• Instructions to follow: Take every line from the listing below that contains "this".

'''

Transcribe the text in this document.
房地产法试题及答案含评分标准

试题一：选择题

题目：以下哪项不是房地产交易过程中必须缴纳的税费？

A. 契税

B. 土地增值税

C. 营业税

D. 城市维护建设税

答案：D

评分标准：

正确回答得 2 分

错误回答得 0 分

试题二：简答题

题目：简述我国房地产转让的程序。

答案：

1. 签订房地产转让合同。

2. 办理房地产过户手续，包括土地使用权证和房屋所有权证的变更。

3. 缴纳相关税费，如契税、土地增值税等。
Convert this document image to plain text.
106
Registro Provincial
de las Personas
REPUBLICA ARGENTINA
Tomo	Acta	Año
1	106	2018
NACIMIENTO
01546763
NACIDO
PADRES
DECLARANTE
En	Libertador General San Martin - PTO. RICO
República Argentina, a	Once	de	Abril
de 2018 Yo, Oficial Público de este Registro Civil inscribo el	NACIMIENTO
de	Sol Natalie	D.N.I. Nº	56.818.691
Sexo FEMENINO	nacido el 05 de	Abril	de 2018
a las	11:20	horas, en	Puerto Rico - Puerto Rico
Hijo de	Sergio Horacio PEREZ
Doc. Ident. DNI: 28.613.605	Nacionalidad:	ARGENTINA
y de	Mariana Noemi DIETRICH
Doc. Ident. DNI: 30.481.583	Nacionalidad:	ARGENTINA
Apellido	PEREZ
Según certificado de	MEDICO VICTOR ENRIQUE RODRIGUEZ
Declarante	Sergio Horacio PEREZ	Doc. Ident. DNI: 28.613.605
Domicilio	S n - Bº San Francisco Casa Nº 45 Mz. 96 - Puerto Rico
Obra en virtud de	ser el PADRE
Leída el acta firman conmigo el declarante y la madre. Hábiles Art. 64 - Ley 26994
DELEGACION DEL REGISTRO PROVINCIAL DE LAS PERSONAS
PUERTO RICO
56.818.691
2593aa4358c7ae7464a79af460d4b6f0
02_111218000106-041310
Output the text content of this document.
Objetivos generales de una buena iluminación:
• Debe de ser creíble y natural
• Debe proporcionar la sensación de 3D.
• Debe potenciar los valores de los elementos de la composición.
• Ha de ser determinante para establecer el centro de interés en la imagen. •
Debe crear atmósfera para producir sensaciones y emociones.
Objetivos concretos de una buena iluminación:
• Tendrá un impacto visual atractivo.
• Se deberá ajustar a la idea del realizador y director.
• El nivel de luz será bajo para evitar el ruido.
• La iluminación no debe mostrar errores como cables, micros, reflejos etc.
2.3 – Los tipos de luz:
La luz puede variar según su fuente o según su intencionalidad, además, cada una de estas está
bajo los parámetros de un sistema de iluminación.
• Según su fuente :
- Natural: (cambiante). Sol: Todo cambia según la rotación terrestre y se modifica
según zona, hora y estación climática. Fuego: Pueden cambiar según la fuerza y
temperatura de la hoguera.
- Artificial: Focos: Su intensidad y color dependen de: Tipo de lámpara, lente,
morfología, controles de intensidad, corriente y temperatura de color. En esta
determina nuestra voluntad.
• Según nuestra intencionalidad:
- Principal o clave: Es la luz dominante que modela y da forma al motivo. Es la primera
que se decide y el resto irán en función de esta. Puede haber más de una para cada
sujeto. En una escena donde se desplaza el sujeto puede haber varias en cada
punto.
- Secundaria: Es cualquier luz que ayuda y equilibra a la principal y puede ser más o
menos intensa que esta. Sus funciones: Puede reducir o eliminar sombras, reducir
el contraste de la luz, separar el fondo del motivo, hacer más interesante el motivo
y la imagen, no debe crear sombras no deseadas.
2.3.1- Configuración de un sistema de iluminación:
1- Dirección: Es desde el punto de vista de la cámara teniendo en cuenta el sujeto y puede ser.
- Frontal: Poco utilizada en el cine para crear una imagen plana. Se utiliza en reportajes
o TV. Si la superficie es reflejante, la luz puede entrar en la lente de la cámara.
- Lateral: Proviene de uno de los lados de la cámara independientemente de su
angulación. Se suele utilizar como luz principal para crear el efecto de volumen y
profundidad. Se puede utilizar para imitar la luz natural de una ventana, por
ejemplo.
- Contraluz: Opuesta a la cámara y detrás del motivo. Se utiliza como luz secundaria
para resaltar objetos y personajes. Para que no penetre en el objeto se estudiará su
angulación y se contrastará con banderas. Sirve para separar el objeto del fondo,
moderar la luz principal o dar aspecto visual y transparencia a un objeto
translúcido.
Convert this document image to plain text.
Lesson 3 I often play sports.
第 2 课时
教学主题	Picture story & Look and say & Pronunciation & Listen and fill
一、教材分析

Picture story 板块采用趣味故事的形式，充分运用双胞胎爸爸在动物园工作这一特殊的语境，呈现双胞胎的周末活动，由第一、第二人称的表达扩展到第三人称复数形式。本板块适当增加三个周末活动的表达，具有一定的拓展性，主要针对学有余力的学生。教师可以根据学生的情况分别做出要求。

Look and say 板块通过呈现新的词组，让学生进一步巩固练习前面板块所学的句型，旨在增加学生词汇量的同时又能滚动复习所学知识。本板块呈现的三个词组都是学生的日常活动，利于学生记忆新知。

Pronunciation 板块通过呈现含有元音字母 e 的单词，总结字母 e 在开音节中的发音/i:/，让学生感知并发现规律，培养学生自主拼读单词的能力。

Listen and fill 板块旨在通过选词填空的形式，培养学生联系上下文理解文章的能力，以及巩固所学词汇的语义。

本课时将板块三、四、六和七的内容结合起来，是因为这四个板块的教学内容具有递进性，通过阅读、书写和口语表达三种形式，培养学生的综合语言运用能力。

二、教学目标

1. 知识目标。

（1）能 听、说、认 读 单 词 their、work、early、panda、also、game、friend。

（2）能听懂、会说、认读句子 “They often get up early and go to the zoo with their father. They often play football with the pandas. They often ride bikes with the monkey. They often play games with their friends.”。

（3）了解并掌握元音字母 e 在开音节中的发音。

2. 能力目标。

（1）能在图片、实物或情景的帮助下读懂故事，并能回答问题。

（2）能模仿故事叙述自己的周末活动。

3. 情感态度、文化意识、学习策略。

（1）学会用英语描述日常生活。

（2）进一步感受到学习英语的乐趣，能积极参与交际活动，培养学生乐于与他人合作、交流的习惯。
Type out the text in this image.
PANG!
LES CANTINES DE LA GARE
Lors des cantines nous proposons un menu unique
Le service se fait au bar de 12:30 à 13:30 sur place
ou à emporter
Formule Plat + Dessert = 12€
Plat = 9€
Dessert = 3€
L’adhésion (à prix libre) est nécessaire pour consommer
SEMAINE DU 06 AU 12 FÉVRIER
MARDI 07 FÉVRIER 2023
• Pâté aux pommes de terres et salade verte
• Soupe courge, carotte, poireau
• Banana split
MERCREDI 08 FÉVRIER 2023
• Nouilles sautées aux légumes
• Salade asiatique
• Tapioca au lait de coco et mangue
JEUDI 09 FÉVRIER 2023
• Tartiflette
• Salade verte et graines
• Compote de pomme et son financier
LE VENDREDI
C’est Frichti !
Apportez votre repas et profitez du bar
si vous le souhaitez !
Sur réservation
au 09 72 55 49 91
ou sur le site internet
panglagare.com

'''

• Expected answer:
Transcribe the text in this document.
Convert this document image to plain text.
Output the text content of this document.
Convert this document image to plain text.
Type out the text in this image.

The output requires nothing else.